▶ WHAT THE TASK ASKS
Here are records with pictures in them. Copy all of them exactly and leave the pictures out.

▶ ROWS
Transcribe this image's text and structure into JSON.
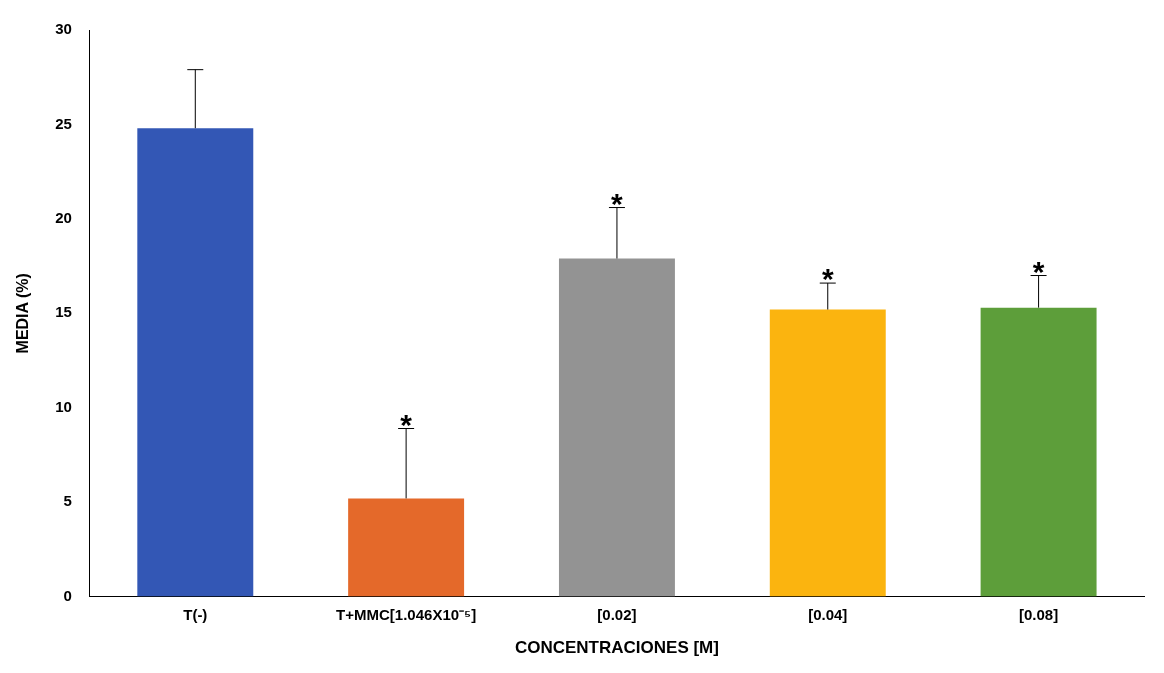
{
  "chart_data": {
    "type": "bar",
    "xlabel": "CONCENTRACIONES [M]",
    "ylabel": "MEDIA (%)",
    "categories": [
      "T(-)",
      "T+MMC[1.046X10⁻⁵]",
      "[0.02]",
      "[0.04]",
      "[0.08]"
    ],
    "values": [
      24.8,
      5.2,
      17.9,
      15.2,
      15.3
    ],
    "colors": [
      "#3357b5",
      "#e4692a",
      "#939393",
      "#fbb40f",
      "#5d9e3a"
    ],
    "errors": [
      [
        24.8,
        27.9
      ],
      [
        5.2,
        8.9
      ],
      [
        17.9,
        20.6
      ],
      [
        15.2,
        16.6
      ],
      [
        15.3,
        17.0
      ]
    ],
    "ylim": [
      0,
      30
    ],
    "yticks": [
      0,
      5,
      10,
      15,
      20,
      25,
      30
    ],
    "grid": false,
    "legend": false,
    "annotations": [
      {
        "text": "*",
        "x": "T+MMC[1.046X10⁻⁵]",
        "y": 8.9
      },
      {
        "text": "*",
        "x": "[0.02]",
        "y": 20.6
      },
      {
        "text": "*",
        "x": "[0.04]",
        "y": 16.6
      },
      {
        "text": "*",
        "x": "[0.08]",
        "y": 17.0
      }
    ]
  }
}
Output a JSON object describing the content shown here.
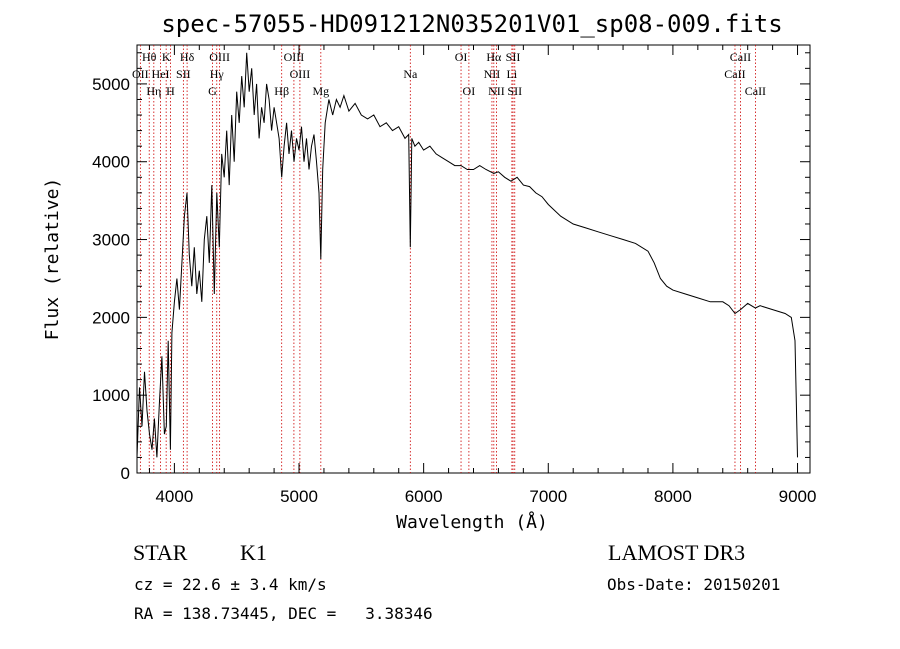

▶ RESPONSE TO THE EXERCISE
Transcribe this image's text and structure into JSON.
{
  "chart_data": {
    "type": "bar",
    "xlabel": "CONCENTRACIONES [M]",
    "ylabel": "MEDIA (%)",
    "categories": [
      "T(-)",
      "T+MMC[1.046X10⁻⁵]",
      "[0.02]",
      "[0.04]",
      "[0.08]"
    ],
    "values": [
      24.8,
      5.2,
      17.9,
      15.2,
      15.3
    ],
    "colors": [
      "#3357b5",
      "#e4692a",
      "#939393",
      "#fbb40f",
      "#5d9e3a"
    ],
    "errors": [
      [
        24.8,
        27.9
      ],
      [
        5.2,
        8.9
      ],
      [
        17.9,
        20.6
      ],
      [
        15.2,
        16.6
      ],
      [
        15.3,
        17.0
      ]
    ],
    "ylim": [
      0,
      30
    ],
    "yticks": [
      0,
      5,
      10,
      15,
      20,
      25,
      30
    ],
    "grid": false,
    "legend": false,
    "annotations": [
      {
        "text": "*",
        "x": "T+MMC[1.046X10⁻⁵]",
        "y": 8.9
      },
      {
        "text": "*",
        "x": "[0.02]",
        "y": 20.6
      },
      {
        "text": "*",
        "x": "[0.04]",
        "y": 16.6
      },
      {
        "text": "*",
        "x": "[0.08]",
        "y": 17.0
      }
    ]
  }
}
Output a JSON object describing the content shown here.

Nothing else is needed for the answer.